__Prompt__
Check every line of the entries that follow, and copy the ones containing "Output".

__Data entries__
>> begin

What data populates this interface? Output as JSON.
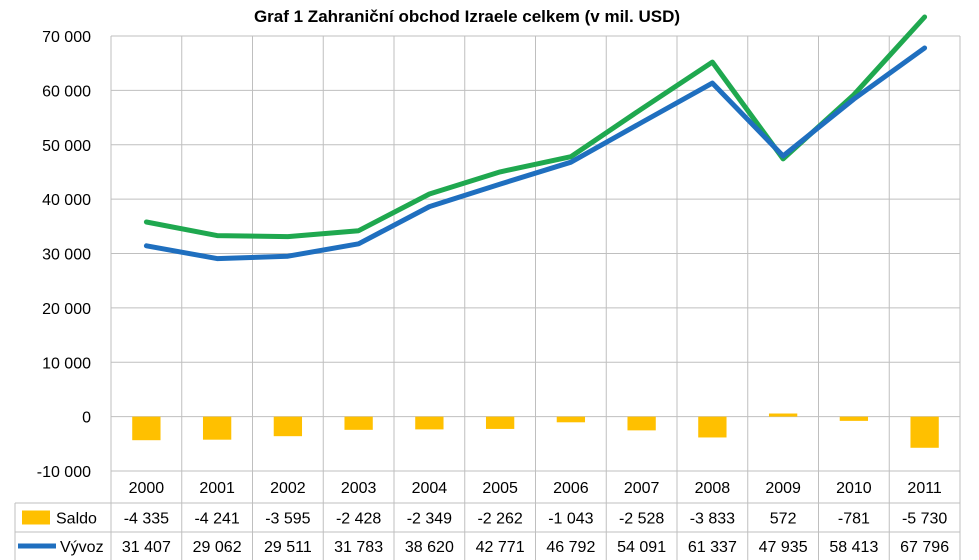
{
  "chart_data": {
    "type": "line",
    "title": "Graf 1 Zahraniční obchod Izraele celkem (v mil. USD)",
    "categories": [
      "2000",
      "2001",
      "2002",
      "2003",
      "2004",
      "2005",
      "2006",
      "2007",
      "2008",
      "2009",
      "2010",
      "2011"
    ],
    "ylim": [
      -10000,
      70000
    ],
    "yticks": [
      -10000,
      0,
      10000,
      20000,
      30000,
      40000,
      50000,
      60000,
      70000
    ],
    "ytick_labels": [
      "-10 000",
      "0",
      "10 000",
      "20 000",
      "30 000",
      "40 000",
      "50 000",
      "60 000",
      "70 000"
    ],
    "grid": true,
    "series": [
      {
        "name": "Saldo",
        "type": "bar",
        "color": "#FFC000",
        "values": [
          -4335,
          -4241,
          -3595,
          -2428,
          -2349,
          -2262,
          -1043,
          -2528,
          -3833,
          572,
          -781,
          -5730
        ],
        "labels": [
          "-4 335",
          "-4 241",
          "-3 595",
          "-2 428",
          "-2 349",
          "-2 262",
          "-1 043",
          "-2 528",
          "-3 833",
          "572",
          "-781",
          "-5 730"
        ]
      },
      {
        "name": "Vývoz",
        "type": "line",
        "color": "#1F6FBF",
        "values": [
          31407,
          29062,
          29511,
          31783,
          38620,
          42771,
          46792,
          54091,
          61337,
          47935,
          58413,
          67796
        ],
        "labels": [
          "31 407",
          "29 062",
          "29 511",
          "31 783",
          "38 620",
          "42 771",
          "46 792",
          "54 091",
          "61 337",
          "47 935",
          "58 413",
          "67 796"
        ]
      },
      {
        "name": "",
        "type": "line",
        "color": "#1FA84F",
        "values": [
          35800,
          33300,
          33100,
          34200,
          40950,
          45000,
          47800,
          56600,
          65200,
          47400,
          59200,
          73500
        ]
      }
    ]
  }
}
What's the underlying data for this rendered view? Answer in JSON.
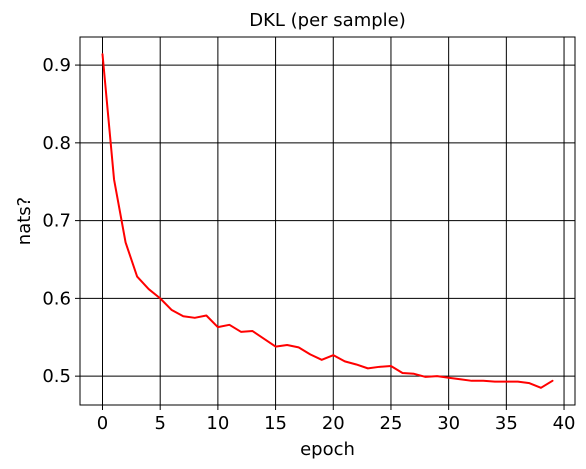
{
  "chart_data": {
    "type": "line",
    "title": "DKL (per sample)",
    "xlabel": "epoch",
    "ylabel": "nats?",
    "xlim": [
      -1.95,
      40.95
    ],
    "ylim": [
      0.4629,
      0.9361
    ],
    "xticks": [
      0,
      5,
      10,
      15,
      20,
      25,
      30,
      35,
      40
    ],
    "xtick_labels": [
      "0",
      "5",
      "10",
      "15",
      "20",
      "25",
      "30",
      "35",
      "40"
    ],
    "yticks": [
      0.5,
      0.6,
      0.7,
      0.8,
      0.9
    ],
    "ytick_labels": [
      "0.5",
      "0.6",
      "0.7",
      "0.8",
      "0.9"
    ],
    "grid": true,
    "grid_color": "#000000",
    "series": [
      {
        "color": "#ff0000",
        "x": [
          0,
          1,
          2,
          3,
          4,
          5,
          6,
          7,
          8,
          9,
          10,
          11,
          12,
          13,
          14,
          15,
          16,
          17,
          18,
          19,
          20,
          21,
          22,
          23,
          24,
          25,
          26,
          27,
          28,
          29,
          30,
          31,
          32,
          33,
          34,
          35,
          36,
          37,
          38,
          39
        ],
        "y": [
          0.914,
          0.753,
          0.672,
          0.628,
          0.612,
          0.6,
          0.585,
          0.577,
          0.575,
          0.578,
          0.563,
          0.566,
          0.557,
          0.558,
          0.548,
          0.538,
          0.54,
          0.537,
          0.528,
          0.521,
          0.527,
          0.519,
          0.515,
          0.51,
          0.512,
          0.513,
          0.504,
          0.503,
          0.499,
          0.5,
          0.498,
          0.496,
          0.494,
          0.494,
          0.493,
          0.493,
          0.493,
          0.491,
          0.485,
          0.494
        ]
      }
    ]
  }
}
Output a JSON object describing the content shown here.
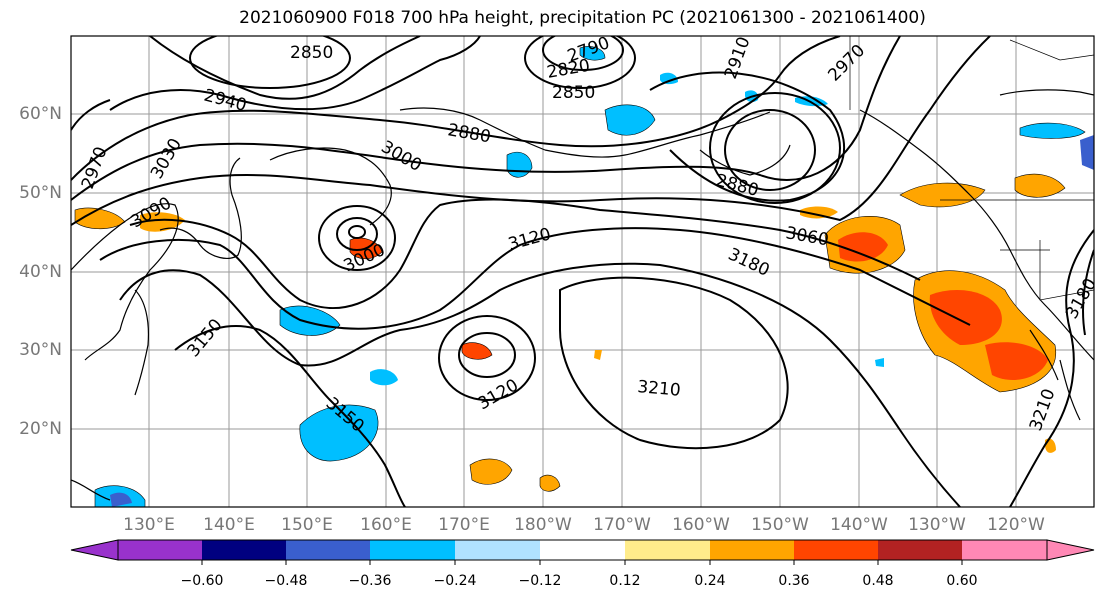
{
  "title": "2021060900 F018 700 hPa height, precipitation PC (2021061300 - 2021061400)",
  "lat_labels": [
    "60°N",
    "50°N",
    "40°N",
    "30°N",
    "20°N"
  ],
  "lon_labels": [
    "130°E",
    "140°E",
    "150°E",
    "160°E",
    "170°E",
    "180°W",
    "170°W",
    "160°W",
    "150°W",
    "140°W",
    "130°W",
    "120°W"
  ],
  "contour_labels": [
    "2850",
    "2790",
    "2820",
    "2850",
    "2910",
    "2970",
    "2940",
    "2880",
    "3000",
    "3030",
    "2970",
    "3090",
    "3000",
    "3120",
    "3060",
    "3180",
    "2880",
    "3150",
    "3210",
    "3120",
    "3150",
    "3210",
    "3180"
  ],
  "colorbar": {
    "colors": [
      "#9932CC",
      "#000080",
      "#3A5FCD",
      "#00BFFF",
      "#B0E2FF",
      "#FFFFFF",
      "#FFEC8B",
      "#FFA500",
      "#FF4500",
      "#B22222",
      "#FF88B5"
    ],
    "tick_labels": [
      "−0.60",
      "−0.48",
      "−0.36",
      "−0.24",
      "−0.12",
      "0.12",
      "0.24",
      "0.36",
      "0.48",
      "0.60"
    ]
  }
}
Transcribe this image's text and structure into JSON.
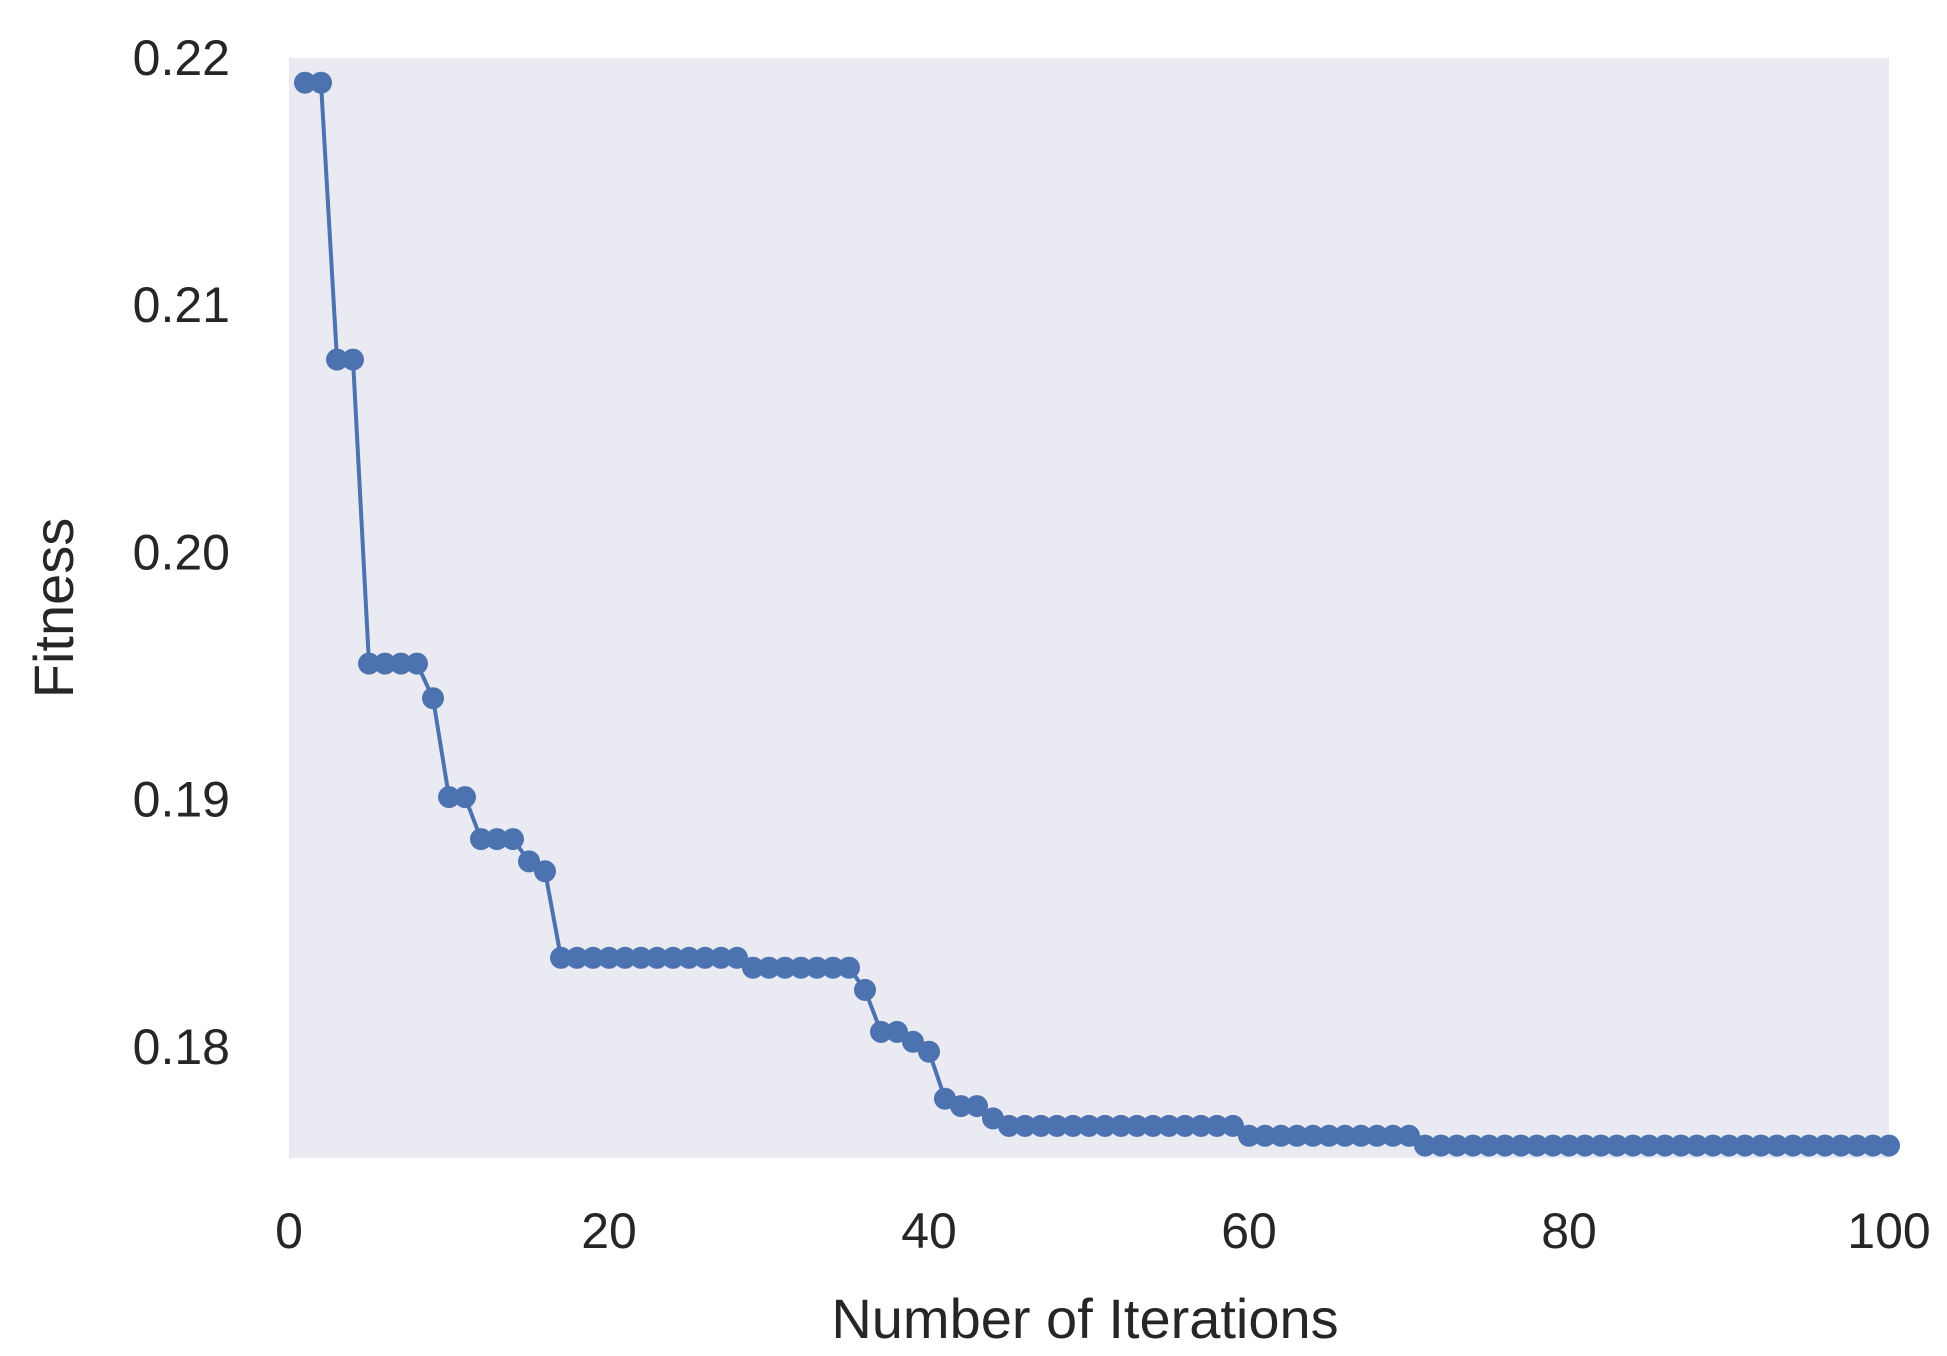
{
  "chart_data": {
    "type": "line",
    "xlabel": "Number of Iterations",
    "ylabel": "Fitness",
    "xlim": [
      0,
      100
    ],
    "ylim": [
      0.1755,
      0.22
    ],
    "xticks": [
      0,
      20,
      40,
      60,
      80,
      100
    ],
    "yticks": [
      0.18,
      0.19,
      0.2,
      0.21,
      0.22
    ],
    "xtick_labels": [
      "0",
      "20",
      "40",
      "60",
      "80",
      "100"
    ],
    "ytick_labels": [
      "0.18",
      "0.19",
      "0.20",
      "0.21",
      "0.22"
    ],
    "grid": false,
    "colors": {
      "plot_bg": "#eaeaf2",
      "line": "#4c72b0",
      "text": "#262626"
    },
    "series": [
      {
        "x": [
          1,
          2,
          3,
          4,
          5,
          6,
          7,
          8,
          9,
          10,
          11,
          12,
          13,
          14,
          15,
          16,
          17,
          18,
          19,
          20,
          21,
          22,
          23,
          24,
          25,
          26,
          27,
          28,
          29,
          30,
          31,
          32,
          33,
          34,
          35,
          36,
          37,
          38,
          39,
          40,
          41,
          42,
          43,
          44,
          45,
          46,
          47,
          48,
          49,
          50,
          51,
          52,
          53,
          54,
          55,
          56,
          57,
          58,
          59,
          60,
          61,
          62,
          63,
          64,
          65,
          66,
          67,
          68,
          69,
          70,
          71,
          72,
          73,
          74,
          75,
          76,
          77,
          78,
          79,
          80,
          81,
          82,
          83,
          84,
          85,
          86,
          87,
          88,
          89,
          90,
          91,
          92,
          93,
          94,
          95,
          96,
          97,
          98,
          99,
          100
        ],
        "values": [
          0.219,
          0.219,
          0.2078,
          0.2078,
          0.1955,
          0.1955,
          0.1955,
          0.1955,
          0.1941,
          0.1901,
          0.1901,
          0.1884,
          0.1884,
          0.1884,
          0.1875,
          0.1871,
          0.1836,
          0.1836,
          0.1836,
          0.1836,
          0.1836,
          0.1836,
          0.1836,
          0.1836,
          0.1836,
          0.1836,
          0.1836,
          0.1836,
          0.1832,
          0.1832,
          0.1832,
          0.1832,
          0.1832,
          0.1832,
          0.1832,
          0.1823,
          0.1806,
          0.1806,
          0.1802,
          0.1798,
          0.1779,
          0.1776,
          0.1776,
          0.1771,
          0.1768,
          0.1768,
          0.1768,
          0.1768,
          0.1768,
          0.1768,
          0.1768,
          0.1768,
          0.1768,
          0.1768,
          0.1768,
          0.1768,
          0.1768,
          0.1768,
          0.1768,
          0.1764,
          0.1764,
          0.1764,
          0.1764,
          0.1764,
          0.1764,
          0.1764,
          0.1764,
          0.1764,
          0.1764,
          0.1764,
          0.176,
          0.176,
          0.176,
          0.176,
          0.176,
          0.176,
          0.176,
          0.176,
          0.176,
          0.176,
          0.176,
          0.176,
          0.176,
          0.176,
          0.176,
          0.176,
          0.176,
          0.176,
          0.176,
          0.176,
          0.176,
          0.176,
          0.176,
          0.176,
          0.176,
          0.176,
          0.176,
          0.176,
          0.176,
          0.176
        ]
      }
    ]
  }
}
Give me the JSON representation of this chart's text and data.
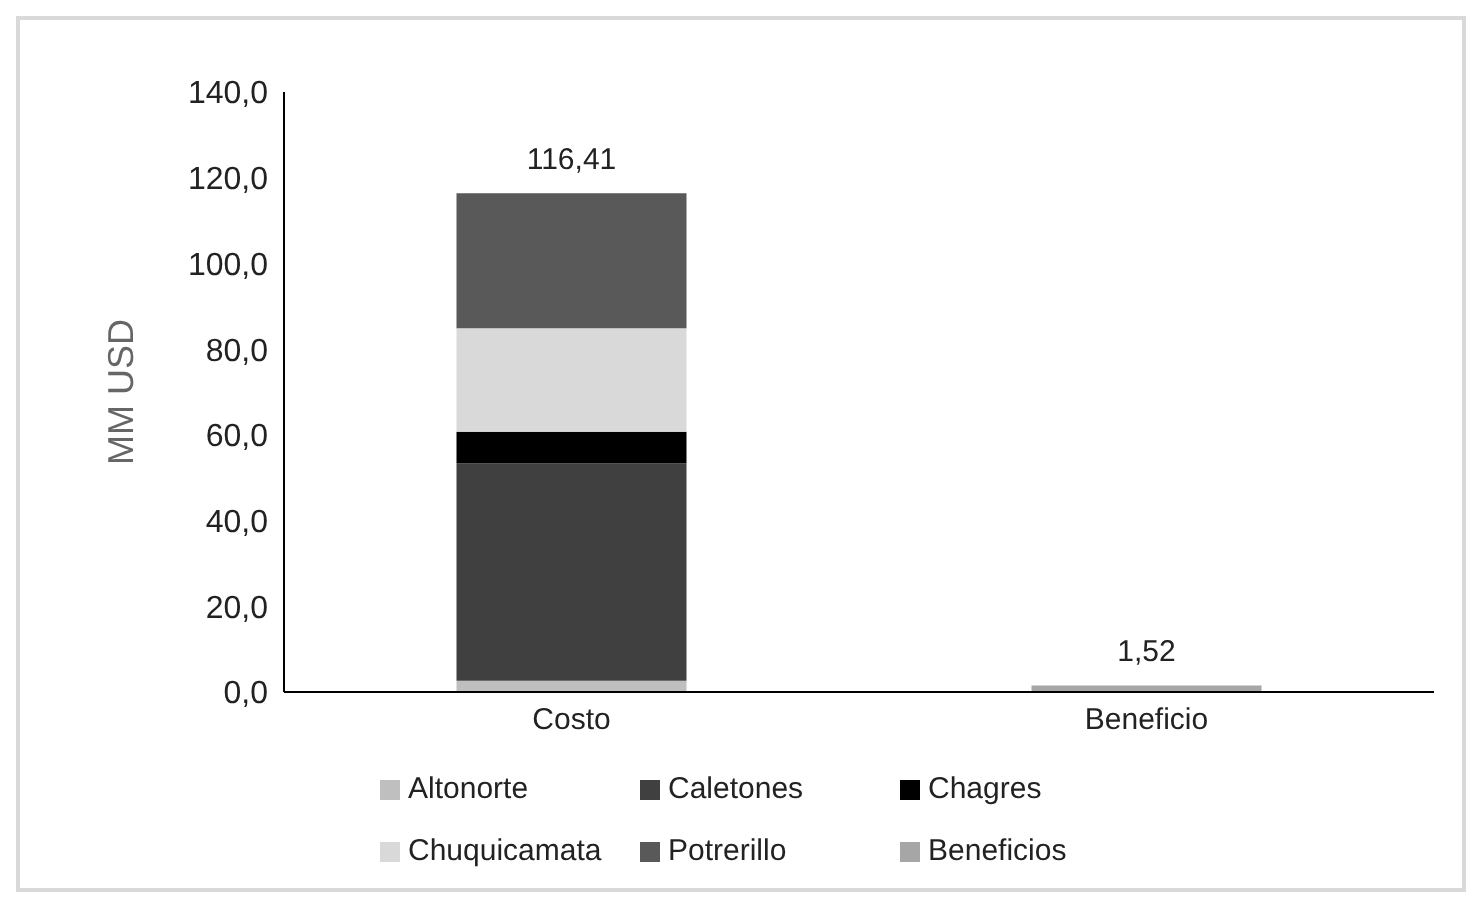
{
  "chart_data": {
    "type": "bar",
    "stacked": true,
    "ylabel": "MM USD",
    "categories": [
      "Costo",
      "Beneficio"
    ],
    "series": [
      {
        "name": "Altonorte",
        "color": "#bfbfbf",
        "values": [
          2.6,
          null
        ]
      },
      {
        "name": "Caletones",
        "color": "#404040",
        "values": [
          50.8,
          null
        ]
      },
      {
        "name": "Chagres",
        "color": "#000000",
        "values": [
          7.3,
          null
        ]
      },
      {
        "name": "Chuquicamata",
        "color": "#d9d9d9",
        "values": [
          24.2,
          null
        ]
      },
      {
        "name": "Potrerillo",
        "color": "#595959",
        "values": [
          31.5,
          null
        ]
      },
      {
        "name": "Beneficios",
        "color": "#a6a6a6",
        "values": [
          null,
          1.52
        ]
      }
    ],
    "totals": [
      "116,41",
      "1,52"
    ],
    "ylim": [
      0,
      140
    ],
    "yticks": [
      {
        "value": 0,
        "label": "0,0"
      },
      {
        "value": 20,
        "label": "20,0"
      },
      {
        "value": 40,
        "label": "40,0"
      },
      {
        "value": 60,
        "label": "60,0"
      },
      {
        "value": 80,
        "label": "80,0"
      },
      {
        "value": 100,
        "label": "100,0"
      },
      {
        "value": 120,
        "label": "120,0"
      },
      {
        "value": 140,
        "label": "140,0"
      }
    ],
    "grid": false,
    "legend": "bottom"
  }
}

>> end

__Answer to this task__
What data populates this interface? Output as JSON.
Output a JSON object describing the content shown here.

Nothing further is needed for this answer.